演習の課題:
a) 好きなタイプをめぐる文章で、語り手が「サンドウィッチをタテにがぶりと食べる人。」と答えるようになった理由を、文章に書かれている内容に沿って一〜三文で説明しなさい。
b) 好きなタイプをめぐる文章から、「いい人がいい。そう思っても、」という語句を含むところで始まり、「覚えていない…ということだ。」で終わる部分を、一字も変えずに書き写しなさい。
c) 好きなタイプをめぐる文章を、最後の文のあとから書き進めなさい。

ページの抜粋:
◆ ◆ ◆
若い頃、どういう人が好きなの?と聞かれてもよく分からなかった。
いい人がいい。そう思っても、いい人ってどんな人よ?ってなるし、価値観が同じな人。そう思っても、価値観が違ってる人だと視野が広がってそれはそれでいじゃない?ってなる。それに、好きなるって時、そんなにあれやこれやと考えていない。ある何かの瞬間、『あ。スキ。』と思ってる。後から思い出すと、いい人だけど自己中だとか、いい人だけど優柔不断で、価値観が合うのに、ここは外せない!と言うところが違ってた…とか、残念な結果になっている。それほど、条件なんてものは曖昧だし、好きだという気持ちだって空を掴むようなものだ。そんなことを自問自答しているうちに、訳が分からなくなって、
「サンドウィッチをタテにがぶりと食べる人。」
そう答えるようになってた。その姿を見てキュンッとした記憶があったからだ。可笑しいのは、それが誰だか覚えていない…ということだ。

三角でも四角でもいいけれど、特に、三角のサンドウィッチを食べる時、三角山をキッチリ立てたまま三角の頂点をかぶりつく豪快な様が男らしくて好きなのだ。意外とこれがいない。大体の人は平らにしてどこかの三角の頂点からパクっとお上品に食べる。
後から気づくこともあった。スキだな…と思っている人が、たまたまサンドウィッチを食べるところを見たら、縦にガブリとかぶりついて、「いやぁん。縦かぶりで食べるやん!」とますます好きなることもあった。
◆ ◆ ◆
資料の抜粋:
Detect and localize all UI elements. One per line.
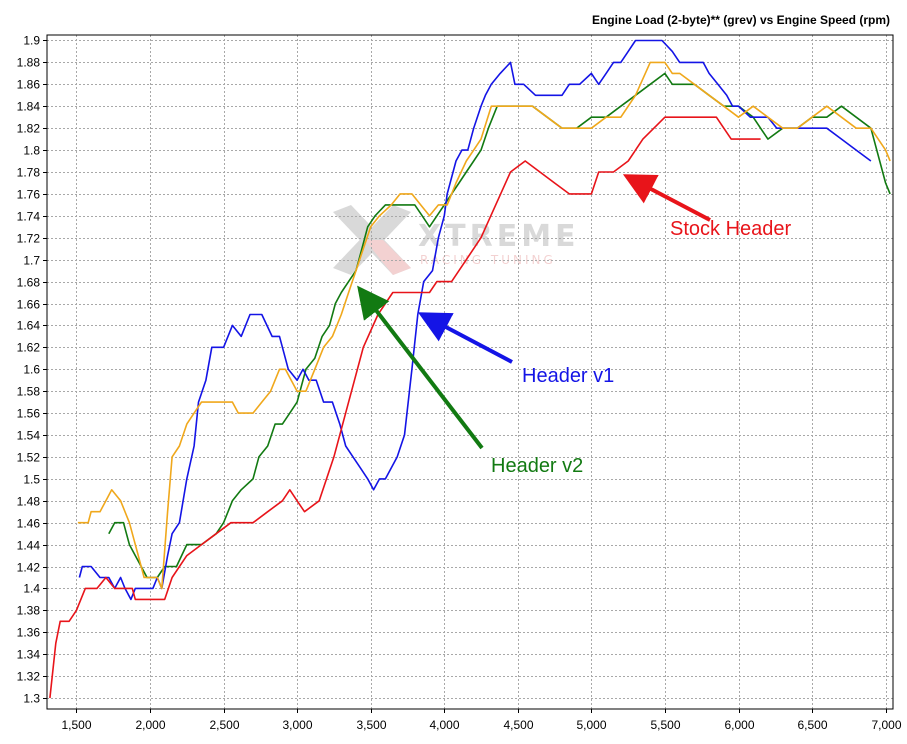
◆ ◆ ◆
課題の解答:
a) 好きな人の条件をあれこれ考えても曖昧で、自問自答するうちに訳が分からなくなったからだ。そのうえ、サンドウィッチをタテにがぶりと食べる姿を見てキュンッとした記憶があったからである。

b)
いい人がいい。そう思っても、いい人ってどんな人よ?ってなるし、価値観が同じな人。そう思っても、価値観が違ってる人だと視野が広がってそれはそれでいじゃない?ってなる。それに、好きなるって時、そんなにあれやこれやと考えていない。ある何かの瞬間、『あ。スキ。』と思ってる。後から思い出すと、いい人だけど自己中だとか、いい人だけど優柔不断で、価値観が合うのに、ここは外せない!と言うところが違ってた…とか、残念な結果になっている。それほど、条件なんてものは曖昧だし、好きだという気持ちだって空を掴むようなものだ。そんなことを自問自答しているうちに、訳が分からなくなって、
「サンドウィッチをタテにがぶりと食べる人。」
そう答えるようになってた。その姿を見てキュンッとした記憶があったからだ。可笑しいのは、それが誰だか覚えていない…ということだ。

c)
実は、ジーンも縦かぶり男だった。全く期待していなかったのに、いつだったかサンドウィッチを頬張る時、縦かぶりのその姿を見て、呆然としたのを覚えている。ところがここで、『キュンッ』となるはずなのに、ジーンの時に関しては『えっ…?まじか』と疑いの目を注ぐのみだったのは、それまで心奪われた人とは違って、ジーンが全くワイルドでもやんちゃでもなく、大人しめで、あまり冗談も言えない人だったからだ。つまり、ギャップがひどかったから。ますます好きに…と言うよりは、「この人を好きになるのか?おい、自分?」であった。
結局、紆余曲折…、その割にはものすごく早く結婚することを決めたけど、そこに、『サンドウィッチを縦にかぶりつくから。』というワードは無意識にどこかに置いていたかもしれない。…というのは大げさだけど、私にとってはポイントが高い様なのである。
ちょっとした行動にその人の本質は隠れている。それがどうだからこうだ!と言うのは分からないけど、なんか、気になるから見てしまう。